> [WHAT THE TASK REQUIRES]:
Set down exactly the lines that run from the line with "What text is on this page?" to the end of the data, and nothing else.

┄┄┄┄┄┄┄┄┄┄

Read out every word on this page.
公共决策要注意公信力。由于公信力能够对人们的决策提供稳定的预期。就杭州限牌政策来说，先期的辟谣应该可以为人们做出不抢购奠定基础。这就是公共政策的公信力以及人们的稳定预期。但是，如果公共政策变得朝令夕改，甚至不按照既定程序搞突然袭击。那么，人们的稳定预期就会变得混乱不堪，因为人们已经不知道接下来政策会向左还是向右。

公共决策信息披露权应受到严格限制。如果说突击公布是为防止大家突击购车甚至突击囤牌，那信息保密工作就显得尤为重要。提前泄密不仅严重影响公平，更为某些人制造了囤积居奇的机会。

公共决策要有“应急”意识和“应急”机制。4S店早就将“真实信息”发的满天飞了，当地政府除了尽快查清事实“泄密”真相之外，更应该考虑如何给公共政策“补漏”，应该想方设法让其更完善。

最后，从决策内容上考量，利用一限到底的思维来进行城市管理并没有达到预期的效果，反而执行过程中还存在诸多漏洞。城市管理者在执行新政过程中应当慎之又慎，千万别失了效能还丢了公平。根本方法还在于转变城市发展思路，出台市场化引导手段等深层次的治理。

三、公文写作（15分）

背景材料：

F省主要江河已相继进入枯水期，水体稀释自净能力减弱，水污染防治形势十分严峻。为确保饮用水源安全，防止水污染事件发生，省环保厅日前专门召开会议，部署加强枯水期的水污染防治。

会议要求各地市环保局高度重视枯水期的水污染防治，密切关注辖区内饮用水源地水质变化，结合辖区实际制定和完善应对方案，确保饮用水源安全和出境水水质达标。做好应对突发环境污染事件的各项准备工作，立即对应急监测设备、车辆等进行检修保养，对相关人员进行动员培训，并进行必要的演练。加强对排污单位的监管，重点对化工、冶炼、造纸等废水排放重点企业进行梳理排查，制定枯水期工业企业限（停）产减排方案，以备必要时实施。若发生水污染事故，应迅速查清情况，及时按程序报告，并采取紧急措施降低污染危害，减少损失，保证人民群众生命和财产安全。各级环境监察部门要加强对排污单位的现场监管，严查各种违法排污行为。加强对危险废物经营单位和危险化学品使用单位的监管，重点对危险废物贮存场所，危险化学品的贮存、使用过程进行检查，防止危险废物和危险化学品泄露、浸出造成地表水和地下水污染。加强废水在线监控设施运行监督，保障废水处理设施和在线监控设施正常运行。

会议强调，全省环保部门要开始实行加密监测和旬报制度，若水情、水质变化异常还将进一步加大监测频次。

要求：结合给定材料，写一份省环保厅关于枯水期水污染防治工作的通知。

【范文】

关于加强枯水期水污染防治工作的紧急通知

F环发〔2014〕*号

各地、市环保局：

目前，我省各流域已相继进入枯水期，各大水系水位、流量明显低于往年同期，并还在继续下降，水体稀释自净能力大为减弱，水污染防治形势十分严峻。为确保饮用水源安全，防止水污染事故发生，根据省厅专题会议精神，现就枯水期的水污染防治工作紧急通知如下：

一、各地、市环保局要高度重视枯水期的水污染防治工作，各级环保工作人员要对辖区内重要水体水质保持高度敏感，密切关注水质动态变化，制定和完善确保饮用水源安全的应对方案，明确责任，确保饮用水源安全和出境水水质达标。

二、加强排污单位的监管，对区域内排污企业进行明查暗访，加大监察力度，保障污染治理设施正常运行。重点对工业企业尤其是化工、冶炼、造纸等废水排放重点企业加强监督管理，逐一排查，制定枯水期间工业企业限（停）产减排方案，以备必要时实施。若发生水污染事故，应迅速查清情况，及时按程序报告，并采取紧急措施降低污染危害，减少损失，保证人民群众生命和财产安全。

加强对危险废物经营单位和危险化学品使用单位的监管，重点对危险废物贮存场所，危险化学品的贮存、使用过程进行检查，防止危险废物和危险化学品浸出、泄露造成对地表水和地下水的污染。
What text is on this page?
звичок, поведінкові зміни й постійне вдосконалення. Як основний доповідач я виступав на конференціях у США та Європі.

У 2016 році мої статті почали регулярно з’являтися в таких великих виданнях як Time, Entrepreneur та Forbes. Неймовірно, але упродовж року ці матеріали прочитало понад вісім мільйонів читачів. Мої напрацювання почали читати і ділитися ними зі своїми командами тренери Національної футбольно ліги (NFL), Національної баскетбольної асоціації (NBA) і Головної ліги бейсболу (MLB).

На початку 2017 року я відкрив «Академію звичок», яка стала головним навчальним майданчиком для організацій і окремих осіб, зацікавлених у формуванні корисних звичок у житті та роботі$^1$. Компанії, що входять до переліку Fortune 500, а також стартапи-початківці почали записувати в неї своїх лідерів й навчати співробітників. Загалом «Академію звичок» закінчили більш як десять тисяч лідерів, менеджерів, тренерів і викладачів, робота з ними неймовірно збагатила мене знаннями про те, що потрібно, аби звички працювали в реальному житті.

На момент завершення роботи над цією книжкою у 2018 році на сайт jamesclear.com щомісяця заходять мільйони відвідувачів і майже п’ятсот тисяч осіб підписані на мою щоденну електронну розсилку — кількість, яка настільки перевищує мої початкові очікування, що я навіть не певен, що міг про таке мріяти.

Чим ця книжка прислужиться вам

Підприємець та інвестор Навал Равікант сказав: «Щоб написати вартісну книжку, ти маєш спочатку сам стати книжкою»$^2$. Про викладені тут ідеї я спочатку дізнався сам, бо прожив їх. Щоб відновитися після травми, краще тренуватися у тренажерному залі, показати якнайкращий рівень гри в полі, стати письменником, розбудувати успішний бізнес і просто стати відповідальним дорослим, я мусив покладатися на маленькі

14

┄┄┄┄┄┄┄┄┄┄

> [THE RESULT]:
What text is on this page?
звичок, поведінкові зміни й постійне вдосконалення. Як основний доповідач я виступав на конференціях у США та Європі.

У 2016 році мої статті почали регулярно з’являтися в таких великих виданнях як Time, Entrepreneur та Forbes. Неймовірно, але упродовж року ці матеріали прочитало понад вісім мільйонів читачів. Мої напрацювання почали читати і ділитися ними зі своїми командами тренери Національної футбольно ліги (NFL), Національної баскетбольної асоціації (NBA) і Головної ліги бейсболу (MLB).

На початку 2017 року я відкрив «Академію звичок», яка стала головним навчальним майданчиком для організацій і окремих осіб, зацікавлених у формуванні корисних звичок у житті та роботі$^1$. Компанії, що входять до переліку Fortune 500, а також стартапи-початківці почали записувати в неї своїх лідерів й навчати співробітників. Загалом «Академію звичок» закінчили більш як десять тисяч лідерів, менеджерів, тренерів і викладачів, робота з ними неймовірно збагатила мене знаннями про те, що потрібно, аби звички працювали в реальному житті.

На момент завершення роботи над цією книжкою у 2018 році на сайт jamesclear.com щомісяця заходять мільйони відвідувачів і майже п’ятсот тисяч осіб підписані на мою щоденну електронну розсилку — кількість, яка настільки перевищує мої початкові очікування, що я навіть не певен, що міг про таке мріяти.

Чим ця книжка прислужиться вам

Підприємець та інвестор Навал Равікант сказав: «Щоб написати вартісну книжку, ти маєш спочатку сам стати книжкою»$^2$. Про викладені тут ідеї я спочатку дізнався сам, бо прожив їх. Щоб відновитися після травми, краще тренуватися у тренажерному залі, показати якнайкращий рівень гри в полі, стати письменником, розбудувати успішний бізнес і просто стати відповідальним дорослим, я мусив покладатися на маленькі

14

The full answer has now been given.